→ **Исходный фрагмент**

В 1928 году я впервые был в Нью-Йорке, и Джордж Гершвин был там тоже, но, конечно, мы не встретились. Я вообще тогда ни с кем не общался. Но в 1935 году, когда я вернулся из своего первого путешествия в Европу, я встретил Джорджа Гершвина на большой вечеринке в Нью-Йорке и спросил: «Как это у вас получается? Это музыка юности, ожидания и первых горестей. Вы можете еще такое написать?» Гершвин постарался рассказать мне, как он это сделал, и сказал, что едва ли сможет такое повторить. Несколькими годами позже его гений угас, он умер от мозговой опухоли.

24 августа
Во вторник вечером 22 августа я намеревался перечитать две пьесы Чехова в переводе Калдерона: «Чайку» и «Вишневый сад». Лондонское издание 1912 года, вскоре после смерти Чехова.
Я открыл наугад «Вишневый сад» и прочитал то, что говорит зажиточный Лопахин госпоже Раневской. «Мне хочется сказать вам что-нибудь очень приятное, веселое, но …некогда разговаривать, ну, да я в трех словах: Вы уже знаете, вишневый сад продается за долги, торги назначены на 22 августа, но Вы не беспокойтесь, моя дорогая, выход есть…» и т.д.
Короче, я читал это 22 и 23 августа. Совпадение восхитило и поразило меня, почти в той же мере, как и жизнеописание Чехова, сделанное переводчиком Калдероном, так же, как присутствие бессмертного духа русской литературы.


26 августа
Я нахожу дни августа радостью и тайной. Осталось совсем немного августовских дней, а потом…я разменяю 60-ый год моей жизни.
Август в Париже в прошлом был незабываем, особенно август 1959 года. Потому что в течение всего лета со мной были сын и дочь, мальчик 16 и девочка 14 лет. Спустя большой отрезок времени мы оказались вместе и я помню, что часто сердились друг на друга. И я осознал что-то главное в себе и в отношении сына, и в отношении дочери. И некоторые моменты причинили мне боль. Я считал почти неприемлемым, что мой сын не похож на меня в его возрасте. Если бы он был схож хоть с кем-нибудь из нашей семьи. Кажется, он все же чем-то напоминал моего отца.
С другой стороны моя дочь была восхитительна – весела и симпатична и умела держать своего братца в узде. Например, когда мы шли по улице Виктора Гюго однажды вечером, мой сын внезапно помрачнел и начал задираться и задал несколько провокационных вопросов, разозлив меня так, что я заорал на него прямо на улице. И он в ответ сказал, что хочет лететь обратно в Нью-Йорк, а я ответил, что чем быстрее, тем лучше. А моя дочь утихомирила нас практически в одну минуту. Я был поражен и глубоко тронут.

→ **Требования**
Выпишите в порядке появления все годы, указанные в исходном фрагменте четырехзначными числами. Материал здесь никакой роли не играет.

→ **Записи макета**
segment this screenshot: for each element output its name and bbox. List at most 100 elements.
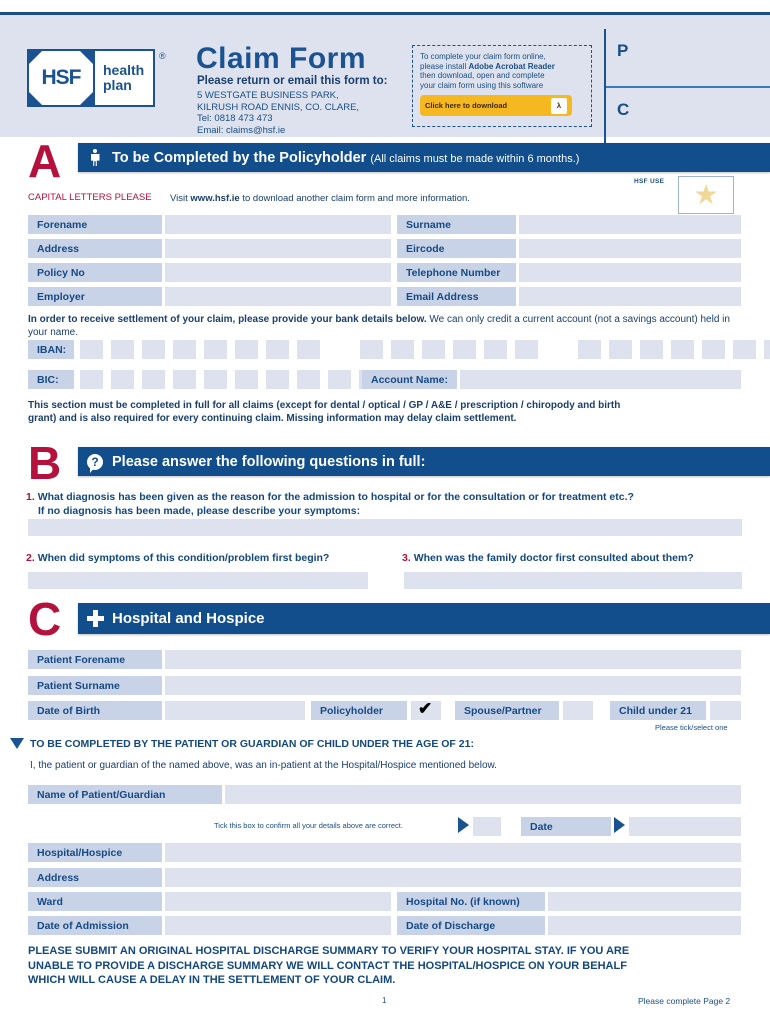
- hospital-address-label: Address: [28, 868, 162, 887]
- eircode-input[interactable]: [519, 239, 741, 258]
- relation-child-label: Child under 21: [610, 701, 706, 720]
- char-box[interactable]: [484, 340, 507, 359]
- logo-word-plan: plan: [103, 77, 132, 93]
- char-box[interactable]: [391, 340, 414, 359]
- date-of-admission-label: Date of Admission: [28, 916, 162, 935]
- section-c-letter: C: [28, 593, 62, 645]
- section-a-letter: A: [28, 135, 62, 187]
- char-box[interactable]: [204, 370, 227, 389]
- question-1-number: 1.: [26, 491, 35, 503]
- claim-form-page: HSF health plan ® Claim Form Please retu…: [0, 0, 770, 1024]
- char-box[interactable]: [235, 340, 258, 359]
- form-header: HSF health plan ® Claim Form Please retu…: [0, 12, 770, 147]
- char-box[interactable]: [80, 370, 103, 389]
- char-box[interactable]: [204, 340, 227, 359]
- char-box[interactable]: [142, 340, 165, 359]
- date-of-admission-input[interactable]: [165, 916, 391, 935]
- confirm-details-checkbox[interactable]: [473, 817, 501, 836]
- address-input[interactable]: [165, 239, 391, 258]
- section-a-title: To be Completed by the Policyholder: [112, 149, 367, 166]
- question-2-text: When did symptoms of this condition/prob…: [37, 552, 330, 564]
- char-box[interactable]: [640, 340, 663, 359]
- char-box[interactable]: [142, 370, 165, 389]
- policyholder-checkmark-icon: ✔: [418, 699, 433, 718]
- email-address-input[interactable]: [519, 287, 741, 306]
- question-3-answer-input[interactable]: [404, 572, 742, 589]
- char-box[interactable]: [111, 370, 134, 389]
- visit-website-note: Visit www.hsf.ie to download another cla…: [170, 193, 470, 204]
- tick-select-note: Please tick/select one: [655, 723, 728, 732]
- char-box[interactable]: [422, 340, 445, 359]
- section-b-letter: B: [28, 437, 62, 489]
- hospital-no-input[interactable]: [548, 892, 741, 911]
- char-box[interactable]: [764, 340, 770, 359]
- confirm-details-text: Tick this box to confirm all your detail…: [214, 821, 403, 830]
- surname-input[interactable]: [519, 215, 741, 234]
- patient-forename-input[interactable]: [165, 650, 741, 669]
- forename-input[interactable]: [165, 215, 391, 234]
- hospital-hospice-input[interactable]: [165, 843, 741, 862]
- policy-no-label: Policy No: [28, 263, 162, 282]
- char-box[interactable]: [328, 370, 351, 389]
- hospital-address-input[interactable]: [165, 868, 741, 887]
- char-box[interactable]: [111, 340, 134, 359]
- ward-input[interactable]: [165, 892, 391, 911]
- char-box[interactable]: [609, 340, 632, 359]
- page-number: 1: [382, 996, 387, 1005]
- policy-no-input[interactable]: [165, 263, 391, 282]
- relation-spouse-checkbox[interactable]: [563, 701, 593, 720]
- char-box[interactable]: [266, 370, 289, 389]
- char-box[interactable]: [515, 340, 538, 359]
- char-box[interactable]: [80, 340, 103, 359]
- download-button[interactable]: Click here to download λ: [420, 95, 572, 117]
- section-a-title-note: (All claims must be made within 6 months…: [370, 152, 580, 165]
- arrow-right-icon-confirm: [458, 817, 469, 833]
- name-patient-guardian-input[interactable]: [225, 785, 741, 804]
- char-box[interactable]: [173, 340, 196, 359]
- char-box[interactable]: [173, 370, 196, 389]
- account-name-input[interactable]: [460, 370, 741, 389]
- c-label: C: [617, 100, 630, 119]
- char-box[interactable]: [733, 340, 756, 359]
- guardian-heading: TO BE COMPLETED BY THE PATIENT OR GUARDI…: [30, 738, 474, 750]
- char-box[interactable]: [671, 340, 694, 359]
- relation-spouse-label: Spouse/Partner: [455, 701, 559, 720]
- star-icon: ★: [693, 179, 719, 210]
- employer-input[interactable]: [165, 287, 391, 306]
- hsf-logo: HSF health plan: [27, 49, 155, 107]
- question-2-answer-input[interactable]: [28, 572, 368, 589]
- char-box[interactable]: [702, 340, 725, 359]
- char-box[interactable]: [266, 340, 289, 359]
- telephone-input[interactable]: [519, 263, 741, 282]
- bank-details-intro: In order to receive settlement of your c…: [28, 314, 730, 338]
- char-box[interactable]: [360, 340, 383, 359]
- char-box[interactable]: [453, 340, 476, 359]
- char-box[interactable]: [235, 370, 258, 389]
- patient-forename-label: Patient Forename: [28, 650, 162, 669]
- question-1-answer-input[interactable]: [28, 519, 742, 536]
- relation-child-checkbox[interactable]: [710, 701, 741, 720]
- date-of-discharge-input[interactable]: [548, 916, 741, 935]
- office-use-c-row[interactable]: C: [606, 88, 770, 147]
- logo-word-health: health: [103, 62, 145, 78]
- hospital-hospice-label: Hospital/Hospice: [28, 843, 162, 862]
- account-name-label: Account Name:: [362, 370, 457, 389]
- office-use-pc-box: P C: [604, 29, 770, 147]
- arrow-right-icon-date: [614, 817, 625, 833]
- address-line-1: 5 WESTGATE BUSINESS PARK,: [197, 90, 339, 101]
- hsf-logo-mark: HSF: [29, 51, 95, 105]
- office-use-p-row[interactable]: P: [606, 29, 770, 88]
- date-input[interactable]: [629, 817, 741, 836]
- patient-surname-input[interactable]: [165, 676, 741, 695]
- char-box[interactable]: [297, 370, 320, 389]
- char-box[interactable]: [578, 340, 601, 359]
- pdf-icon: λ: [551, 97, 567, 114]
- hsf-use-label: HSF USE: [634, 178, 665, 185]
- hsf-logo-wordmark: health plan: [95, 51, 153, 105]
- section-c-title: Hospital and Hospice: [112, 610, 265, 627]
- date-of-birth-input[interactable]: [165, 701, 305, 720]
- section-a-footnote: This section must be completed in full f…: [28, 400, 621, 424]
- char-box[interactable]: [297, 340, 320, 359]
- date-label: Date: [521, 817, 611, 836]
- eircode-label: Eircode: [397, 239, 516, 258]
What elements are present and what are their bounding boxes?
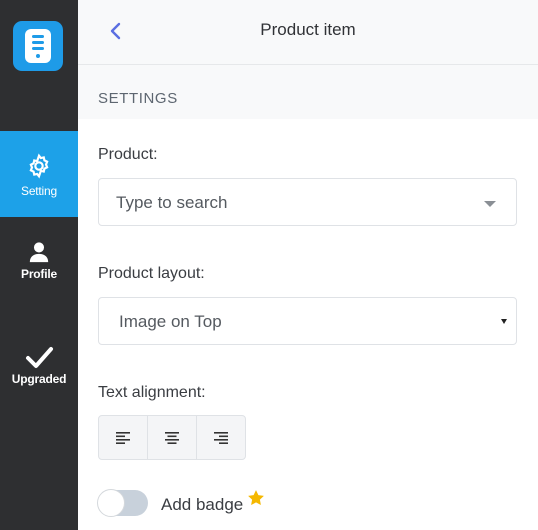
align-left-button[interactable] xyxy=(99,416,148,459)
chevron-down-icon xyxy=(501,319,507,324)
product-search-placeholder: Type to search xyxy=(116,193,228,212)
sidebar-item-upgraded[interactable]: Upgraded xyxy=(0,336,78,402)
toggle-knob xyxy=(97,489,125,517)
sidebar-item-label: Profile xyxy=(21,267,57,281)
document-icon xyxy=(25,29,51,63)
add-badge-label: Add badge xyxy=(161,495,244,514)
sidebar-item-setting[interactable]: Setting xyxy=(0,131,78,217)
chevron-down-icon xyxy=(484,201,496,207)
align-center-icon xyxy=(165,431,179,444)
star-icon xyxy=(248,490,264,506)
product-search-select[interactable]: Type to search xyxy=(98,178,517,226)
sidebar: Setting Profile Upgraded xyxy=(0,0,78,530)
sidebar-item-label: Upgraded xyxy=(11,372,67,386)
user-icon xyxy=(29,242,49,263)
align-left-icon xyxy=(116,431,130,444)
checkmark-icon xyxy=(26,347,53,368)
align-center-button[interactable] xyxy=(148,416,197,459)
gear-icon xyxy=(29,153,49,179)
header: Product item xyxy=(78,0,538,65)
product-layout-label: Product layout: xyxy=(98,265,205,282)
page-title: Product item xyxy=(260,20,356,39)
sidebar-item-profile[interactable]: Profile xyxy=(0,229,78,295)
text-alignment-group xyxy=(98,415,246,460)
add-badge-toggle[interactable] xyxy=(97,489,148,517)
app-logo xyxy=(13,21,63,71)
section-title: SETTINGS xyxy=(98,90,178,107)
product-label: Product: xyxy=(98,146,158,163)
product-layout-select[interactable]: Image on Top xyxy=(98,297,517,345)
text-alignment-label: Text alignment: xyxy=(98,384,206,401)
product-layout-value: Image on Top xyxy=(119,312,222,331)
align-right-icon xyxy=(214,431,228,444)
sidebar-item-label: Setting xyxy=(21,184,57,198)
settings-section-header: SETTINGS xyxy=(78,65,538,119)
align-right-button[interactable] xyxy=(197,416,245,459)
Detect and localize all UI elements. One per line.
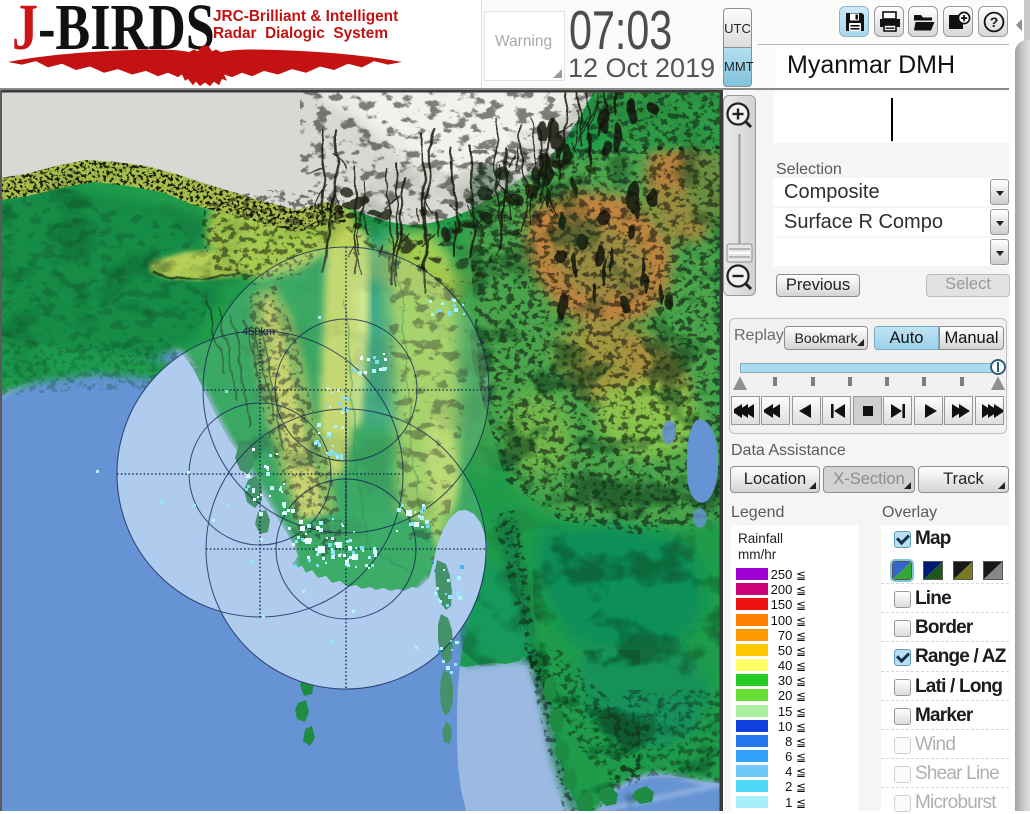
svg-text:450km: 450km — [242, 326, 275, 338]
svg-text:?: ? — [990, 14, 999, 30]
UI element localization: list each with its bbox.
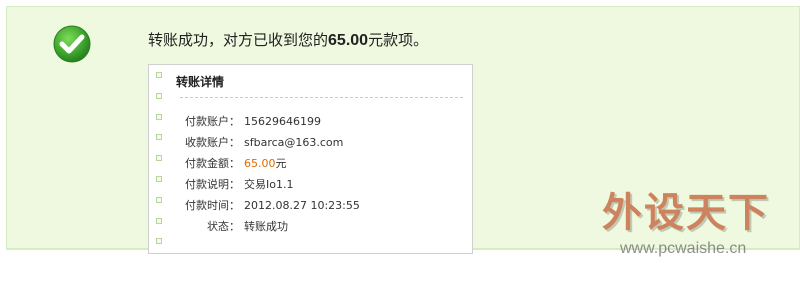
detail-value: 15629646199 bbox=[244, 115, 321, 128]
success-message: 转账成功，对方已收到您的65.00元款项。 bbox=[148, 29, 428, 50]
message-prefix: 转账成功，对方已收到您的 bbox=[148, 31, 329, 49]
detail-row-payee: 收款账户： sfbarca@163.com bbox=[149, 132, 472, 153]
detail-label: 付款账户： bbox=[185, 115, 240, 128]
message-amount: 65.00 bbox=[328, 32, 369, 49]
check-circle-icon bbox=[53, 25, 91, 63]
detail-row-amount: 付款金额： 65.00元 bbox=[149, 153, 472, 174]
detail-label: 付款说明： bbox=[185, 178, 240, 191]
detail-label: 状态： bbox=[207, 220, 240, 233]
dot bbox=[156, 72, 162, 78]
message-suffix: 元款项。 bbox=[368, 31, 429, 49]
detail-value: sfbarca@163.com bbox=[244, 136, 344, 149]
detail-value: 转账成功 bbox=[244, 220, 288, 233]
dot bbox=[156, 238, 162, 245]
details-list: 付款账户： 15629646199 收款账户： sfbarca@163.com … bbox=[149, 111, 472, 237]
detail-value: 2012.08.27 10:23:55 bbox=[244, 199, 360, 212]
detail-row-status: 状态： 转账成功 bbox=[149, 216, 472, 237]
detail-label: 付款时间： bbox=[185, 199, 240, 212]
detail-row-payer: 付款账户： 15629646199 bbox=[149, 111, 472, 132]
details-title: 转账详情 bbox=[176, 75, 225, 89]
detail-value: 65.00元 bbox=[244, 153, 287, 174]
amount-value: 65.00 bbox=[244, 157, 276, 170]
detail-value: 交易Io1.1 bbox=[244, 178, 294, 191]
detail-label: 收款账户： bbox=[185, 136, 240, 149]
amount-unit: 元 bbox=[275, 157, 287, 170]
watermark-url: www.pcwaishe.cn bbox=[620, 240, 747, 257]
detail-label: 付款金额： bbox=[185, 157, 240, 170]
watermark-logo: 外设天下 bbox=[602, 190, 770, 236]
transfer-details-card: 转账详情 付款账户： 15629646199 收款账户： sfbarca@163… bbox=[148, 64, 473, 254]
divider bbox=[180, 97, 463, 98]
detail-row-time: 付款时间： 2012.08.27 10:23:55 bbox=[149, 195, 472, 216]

→ **Правильный результат**
1928, 1935, 1912, 1959